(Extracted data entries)

START

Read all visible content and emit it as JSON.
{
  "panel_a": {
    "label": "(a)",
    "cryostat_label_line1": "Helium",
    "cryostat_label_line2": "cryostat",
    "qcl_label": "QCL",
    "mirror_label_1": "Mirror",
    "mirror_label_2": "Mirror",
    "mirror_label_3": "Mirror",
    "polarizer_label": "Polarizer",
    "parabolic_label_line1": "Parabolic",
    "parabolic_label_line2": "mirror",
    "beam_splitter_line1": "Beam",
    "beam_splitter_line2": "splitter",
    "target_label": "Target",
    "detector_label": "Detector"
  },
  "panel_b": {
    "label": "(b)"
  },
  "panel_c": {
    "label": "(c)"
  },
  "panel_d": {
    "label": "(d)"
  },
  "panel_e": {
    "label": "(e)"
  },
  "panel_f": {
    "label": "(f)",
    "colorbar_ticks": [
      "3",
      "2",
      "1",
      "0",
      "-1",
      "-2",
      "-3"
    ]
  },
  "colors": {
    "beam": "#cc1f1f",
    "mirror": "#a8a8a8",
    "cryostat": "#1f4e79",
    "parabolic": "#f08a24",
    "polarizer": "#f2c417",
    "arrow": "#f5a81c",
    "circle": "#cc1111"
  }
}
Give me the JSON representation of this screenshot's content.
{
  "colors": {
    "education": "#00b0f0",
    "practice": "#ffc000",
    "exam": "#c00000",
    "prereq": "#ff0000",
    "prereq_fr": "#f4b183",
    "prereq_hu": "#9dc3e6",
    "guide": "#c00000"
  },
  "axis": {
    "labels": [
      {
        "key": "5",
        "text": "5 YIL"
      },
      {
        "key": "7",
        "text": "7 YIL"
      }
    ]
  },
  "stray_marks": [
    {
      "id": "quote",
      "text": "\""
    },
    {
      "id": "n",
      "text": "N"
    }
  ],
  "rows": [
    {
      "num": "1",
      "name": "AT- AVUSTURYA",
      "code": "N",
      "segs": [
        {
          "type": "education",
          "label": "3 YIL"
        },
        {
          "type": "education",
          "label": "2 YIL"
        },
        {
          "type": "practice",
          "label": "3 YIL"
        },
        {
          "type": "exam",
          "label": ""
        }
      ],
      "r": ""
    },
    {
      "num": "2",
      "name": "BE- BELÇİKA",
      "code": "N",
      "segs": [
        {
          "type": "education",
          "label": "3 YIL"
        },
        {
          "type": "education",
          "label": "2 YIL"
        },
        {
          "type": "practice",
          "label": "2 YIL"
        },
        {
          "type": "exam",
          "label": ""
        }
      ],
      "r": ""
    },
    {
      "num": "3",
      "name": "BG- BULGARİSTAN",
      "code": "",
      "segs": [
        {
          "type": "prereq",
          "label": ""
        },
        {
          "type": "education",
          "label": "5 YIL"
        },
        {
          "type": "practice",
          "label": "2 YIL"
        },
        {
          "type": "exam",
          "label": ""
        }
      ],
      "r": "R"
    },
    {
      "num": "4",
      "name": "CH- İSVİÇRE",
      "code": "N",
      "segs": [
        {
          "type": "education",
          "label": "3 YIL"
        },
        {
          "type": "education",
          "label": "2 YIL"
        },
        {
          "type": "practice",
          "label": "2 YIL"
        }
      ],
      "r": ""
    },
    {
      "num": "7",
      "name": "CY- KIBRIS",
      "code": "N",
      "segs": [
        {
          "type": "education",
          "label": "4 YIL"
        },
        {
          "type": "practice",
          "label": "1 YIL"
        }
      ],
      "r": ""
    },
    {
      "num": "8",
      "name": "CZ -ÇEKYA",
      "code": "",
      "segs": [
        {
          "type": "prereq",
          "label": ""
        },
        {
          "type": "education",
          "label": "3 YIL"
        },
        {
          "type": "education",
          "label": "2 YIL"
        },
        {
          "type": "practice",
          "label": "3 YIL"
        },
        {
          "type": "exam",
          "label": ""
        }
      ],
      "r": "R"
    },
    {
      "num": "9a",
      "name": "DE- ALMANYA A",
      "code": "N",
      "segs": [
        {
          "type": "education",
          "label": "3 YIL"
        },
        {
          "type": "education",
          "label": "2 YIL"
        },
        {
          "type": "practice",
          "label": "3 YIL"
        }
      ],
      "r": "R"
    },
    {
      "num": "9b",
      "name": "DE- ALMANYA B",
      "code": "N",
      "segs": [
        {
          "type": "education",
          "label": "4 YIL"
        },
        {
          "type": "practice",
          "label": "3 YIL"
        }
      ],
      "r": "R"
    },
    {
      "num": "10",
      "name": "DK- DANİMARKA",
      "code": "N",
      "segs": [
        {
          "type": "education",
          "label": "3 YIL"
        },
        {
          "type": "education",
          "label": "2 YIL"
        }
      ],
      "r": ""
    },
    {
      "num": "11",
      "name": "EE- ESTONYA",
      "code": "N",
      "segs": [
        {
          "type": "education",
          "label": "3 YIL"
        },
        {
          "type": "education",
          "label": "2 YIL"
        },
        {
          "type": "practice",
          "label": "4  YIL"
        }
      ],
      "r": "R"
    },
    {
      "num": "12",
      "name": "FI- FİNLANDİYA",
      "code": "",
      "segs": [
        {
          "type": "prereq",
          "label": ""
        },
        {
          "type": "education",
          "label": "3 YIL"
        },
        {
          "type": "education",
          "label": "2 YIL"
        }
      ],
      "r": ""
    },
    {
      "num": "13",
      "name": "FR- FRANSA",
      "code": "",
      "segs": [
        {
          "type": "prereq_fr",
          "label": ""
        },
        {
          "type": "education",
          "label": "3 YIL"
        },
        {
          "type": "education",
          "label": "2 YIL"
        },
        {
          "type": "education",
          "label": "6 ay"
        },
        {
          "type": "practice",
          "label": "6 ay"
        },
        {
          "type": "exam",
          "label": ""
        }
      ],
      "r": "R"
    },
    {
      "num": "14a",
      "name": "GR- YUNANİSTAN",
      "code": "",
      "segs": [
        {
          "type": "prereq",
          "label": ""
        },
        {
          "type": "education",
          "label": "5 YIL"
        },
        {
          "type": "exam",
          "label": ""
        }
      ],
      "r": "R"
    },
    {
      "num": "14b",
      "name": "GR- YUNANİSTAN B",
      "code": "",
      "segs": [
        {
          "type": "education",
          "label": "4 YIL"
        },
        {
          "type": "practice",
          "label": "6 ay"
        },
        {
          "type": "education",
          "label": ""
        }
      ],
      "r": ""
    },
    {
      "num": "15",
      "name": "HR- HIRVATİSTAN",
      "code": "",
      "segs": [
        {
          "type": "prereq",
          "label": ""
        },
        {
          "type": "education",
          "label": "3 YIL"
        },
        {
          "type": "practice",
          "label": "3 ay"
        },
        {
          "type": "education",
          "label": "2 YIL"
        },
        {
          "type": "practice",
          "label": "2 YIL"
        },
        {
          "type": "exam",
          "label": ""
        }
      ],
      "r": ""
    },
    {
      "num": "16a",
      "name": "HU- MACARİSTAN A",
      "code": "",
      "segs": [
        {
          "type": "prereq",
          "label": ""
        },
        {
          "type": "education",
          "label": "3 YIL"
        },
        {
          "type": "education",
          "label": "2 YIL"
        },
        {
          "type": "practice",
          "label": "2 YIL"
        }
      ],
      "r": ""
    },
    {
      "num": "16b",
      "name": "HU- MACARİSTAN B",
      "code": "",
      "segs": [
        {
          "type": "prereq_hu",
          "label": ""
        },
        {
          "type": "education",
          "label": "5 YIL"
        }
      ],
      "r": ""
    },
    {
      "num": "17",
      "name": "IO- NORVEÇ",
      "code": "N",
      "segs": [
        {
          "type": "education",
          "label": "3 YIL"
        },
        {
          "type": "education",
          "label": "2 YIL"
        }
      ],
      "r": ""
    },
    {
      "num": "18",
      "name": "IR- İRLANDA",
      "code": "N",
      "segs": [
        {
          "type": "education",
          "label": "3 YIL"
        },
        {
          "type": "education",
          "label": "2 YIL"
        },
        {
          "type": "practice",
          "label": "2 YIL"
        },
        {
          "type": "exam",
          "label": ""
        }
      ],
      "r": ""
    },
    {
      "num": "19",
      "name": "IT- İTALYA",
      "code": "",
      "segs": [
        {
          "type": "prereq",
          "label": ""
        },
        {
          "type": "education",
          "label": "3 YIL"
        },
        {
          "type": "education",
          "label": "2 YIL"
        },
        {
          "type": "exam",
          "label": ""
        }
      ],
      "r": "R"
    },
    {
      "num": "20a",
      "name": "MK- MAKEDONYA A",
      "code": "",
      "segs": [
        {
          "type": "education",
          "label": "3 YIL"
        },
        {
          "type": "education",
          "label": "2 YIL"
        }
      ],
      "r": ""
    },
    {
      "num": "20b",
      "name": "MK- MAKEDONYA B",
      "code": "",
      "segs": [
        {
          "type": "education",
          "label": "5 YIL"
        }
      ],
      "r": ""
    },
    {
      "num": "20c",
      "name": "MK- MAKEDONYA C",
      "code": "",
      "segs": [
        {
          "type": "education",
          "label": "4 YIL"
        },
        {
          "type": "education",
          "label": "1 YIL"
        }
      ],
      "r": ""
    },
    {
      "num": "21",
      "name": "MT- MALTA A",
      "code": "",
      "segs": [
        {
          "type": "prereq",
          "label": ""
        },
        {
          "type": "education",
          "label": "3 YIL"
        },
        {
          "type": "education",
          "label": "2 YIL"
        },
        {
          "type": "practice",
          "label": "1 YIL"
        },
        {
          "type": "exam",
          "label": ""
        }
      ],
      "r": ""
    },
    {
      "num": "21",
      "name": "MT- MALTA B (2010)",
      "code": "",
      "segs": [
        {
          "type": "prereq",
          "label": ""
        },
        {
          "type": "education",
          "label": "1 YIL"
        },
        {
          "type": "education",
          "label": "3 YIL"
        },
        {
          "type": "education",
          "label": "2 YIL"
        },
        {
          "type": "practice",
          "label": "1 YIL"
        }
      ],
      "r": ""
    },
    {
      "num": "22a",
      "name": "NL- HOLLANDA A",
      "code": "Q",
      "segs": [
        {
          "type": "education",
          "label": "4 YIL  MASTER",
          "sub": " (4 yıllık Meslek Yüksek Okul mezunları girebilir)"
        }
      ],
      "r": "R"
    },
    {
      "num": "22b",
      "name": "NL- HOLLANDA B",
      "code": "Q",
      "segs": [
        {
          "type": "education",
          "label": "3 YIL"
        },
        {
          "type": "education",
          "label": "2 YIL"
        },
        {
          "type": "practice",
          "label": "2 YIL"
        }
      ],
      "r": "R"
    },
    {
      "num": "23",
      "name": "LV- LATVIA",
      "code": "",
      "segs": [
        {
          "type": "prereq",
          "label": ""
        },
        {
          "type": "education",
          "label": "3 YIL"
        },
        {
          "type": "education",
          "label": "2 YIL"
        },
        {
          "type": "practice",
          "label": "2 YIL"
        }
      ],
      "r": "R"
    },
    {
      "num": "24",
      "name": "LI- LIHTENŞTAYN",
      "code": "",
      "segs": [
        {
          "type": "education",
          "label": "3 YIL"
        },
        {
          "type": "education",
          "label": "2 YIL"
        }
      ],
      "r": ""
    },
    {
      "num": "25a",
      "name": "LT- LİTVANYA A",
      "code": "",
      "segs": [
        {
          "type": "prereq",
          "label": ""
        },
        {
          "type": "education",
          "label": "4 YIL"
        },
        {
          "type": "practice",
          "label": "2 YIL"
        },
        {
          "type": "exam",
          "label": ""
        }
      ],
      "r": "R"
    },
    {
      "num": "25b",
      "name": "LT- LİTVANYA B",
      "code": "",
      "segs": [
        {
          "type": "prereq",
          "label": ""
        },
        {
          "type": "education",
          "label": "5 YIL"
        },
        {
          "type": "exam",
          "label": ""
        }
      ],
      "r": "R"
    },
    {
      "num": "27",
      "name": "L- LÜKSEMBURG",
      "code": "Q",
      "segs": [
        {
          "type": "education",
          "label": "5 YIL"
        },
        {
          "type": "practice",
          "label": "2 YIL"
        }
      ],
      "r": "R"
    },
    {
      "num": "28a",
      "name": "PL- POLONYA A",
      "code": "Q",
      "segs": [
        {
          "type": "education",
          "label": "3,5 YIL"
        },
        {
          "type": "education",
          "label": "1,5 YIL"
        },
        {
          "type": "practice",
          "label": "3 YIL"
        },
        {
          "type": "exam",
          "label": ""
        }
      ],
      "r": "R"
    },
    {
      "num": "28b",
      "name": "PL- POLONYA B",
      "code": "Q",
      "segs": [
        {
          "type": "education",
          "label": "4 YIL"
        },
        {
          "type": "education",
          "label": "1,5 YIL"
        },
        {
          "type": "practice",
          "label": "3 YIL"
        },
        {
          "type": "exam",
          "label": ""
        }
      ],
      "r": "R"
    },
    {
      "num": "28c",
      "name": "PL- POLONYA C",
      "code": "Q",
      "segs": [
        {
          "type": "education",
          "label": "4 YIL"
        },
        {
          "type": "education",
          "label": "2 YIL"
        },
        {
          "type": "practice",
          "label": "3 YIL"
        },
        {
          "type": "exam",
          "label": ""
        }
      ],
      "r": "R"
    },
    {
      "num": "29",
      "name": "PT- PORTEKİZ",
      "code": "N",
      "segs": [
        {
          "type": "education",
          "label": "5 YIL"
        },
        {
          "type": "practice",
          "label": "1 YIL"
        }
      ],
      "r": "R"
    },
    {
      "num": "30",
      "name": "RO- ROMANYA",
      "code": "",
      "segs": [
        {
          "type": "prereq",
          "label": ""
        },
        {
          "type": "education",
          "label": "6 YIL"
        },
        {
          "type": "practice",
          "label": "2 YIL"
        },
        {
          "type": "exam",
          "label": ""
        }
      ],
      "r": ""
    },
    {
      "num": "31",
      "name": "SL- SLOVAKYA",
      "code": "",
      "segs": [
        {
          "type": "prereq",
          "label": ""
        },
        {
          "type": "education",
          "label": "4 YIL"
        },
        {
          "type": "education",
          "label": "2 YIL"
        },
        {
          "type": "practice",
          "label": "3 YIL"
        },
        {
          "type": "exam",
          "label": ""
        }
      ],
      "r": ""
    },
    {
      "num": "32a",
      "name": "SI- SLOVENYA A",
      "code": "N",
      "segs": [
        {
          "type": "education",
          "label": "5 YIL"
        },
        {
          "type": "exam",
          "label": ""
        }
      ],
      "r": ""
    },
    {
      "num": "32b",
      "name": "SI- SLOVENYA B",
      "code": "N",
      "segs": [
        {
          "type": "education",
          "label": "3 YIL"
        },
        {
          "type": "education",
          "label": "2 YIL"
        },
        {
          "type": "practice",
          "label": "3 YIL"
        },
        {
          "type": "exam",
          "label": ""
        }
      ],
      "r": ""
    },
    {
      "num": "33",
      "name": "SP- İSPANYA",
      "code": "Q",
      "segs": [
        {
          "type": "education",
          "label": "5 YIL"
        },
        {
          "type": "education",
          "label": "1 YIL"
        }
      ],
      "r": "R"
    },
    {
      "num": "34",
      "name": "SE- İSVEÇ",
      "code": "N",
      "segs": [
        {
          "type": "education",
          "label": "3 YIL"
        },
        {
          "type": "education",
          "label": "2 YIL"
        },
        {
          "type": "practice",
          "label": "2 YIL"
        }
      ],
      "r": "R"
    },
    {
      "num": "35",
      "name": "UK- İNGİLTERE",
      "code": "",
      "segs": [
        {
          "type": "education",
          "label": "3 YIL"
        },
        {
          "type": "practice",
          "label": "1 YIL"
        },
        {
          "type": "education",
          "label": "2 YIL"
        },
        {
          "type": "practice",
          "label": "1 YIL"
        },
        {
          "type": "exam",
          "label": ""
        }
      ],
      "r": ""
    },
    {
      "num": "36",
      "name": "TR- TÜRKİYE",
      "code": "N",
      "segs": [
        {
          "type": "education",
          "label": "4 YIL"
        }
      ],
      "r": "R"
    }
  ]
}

END

REQUIREMENT: Filter the records above for lines containing the word "SLOVENYA", and copy those lines.

OUTPUT FOR THIS TASK:
      "name": "SI- SLOVENYA A",
      "name": "SI- SLOVENYA B",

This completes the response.